__TRECHO DE ORIGEM__.
..........
Sobre a arte de prefaciar – Eduardo Galeano

Jean Pierre Chauvin é professor de Cultura e Literatura Brasileira no curso de Editoração da Escola de Comunicações e Artes (ECA-USP)

 02/04/2019 - Publicado há 5 anos

[Este texto inaugura a coluna Cultura, com que passo a colaborar quinzenalmente neste Jornal]

 

Foto: Marcos Santos / USP Imagens

Em memória de Joaquim Alves de Aguiar

 

Durante o segundo semestre de 1995, nas aulas de Introdução aos Estudos Literários, o professor Joaquim Alves de Aguiar[1] propunha que todo bom livro conteria um excelente início. Para ilustrá-lo, ele recorria a exemplos da literatura francesa (Madame Bovary, de Gustave Flaubert; O Vermelho e o Negro, de Stendhal); portuguesa (O Primo Basílio, de Eça de Queirós) e brasileira (Dom Casmurro, de Machado de Assis).

Anos depois, quando passei a lecionar Literatura, Língua Portuguesa e/ou Comunicação em colégios, cursinhos e faculdades, confirmei repetidas vezes a hipótese do saudoso professor “Juca” (como ele gostava de ser chamado). De fato, o primeiro capítulo daqueles, e de muitos outros livros, sintetizavam o que de melhor havia no romance: a dicção do narrador, o caráter das personagens, a descrição do ambiente, a localização da história em determinado tempo etc.

Mais tarde, pareceu-me viável ampliar o escopo da tese. Descobri, lendo obras de outras áreas do conhecimento, que a lição de Juca poderia se estender às seções iniciais dos estudos de Freud (como se vê em “Introdução ao Narcisismo”, O Futuro de uma Ilusão ou O Mal-estar na Civilização); nas páginas iniciais de Dialética do Esclarecimento, de Adorno e Horkheimer; no primeiro capítulo de O homem unidimensional, de Herbert Marcuse etc.

Em 2010, li, estupefato, As Veias Abertas da América Latina, de Eduardo Galeano – republicado aquele ano, no Brasil. Atenho-me à Introdução ao volume, que começa deste modo:

A divisão internacional do trabalho significa que alguns países se especializaram em ganhar e outros em perder. Nossa comarca no mundo, que hoje chamamos América Latina, foi precoce: especializou-se em perder desde dos remotos tempos em que os europeus do Renascimento se aventuraram pelos mares e lhe cravaram os dentes na garganta.[2] 

Contundente e irônico, o parágrafo não só reforça a tese do professor Juca. Denuncia o que está por detrás da violenta história da América Latina e diz muito sobre a condição dos países que a compõem – submetidos ao jugo econômico, primeiro dos europeus (até o final do século XIX); depois, o dos Estados Unidos (especialmente após a Segunda Guerra Mundial).
..........
__DADOS__.
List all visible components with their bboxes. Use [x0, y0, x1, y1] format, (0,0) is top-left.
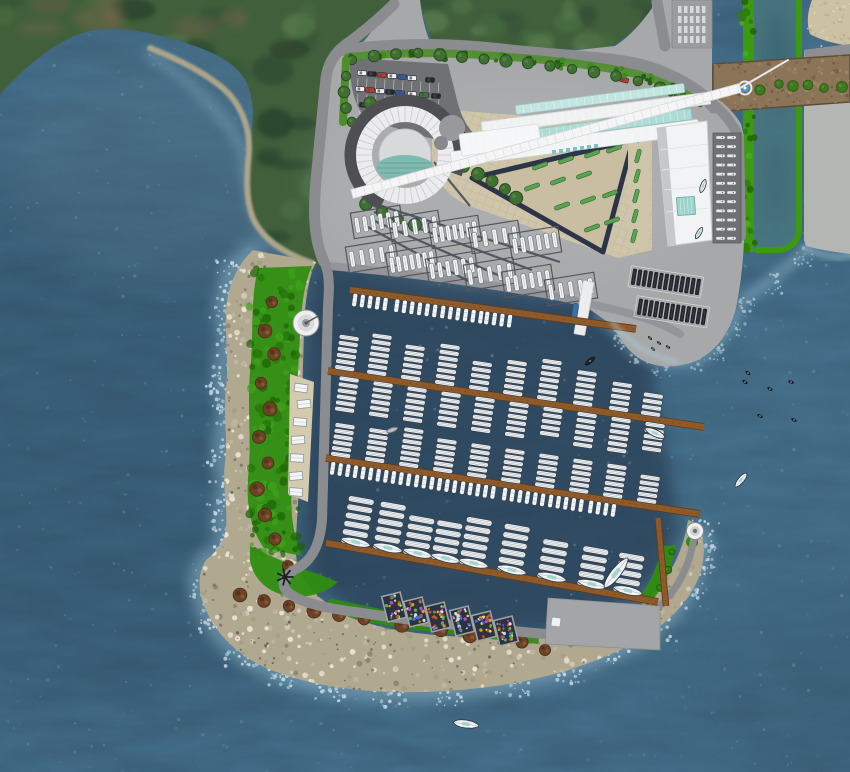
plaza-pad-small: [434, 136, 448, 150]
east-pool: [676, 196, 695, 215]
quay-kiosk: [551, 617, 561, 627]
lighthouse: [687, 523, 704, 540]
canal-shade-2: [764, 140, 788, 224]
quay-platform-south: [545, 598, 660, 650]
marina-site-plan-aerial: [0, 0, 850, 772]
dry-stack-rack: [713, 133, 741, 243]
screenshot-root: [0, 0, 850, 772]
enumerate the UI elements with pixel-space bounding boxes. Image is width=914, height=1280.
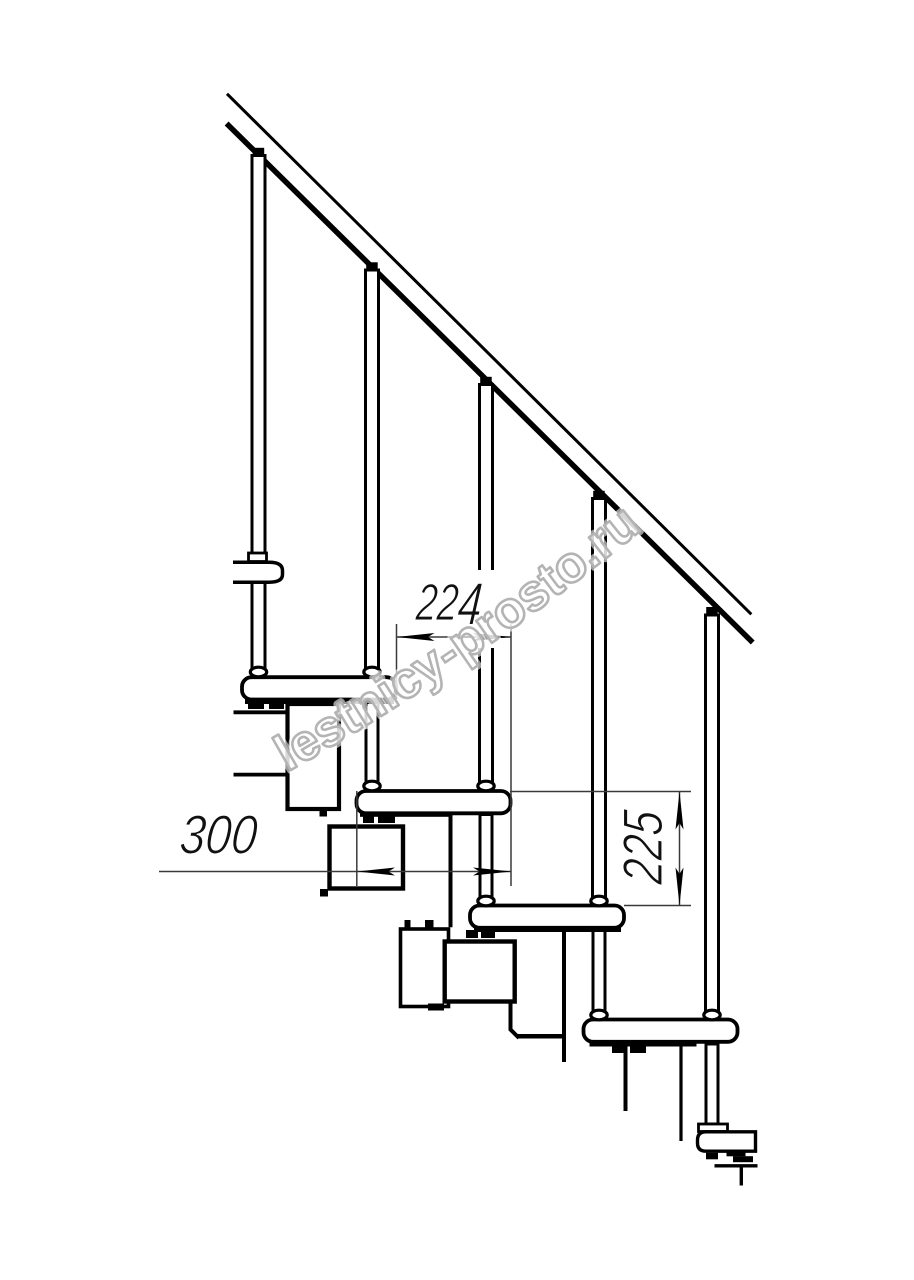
..........
Transcreva, do texto sobre a arte de prefaciar, tudo o que vai de “Anos depois, quando” até “Herbert Marcuse etc.”. Os itens não são necessários para esta atividade.

__RESPOSTA COMPLETA__.
Anos depois, quando passei a lecionar Literatura, Língua Portuguesa e/ou Comunicação em colégios, cursinhos e faculdades, confirmei repetidas vezes a hipótese do saudoso professor “Juca” (como ele gostava de ser chamado). De fato, o primeiro capítulo daqueles, e de muitos outros livros, sintetizavam o que de melhor havia no romance: a dicção do narrador, o caráter das personagens, a descrição do ambiente, a localização da história em determinado tempo etc.

Mais tarde, pareceu-me viável ampliar o escopo da tese. Descobri, lendo obras de outras áreas do conhecimento, que a lição de Juca poderia se estender às seções iniciais dos estudos de Freud (como se vê em “Introdução ao Narcisismo”, O Futuro de uma Ilusão ou O Mal-estar na Civilização); nas páginas iniciais de Dialética do Esclarecimento, de Adorno e Horkheimer; no primeiro capítulo de O homem unidimensional, de Herbert Marcuse etc.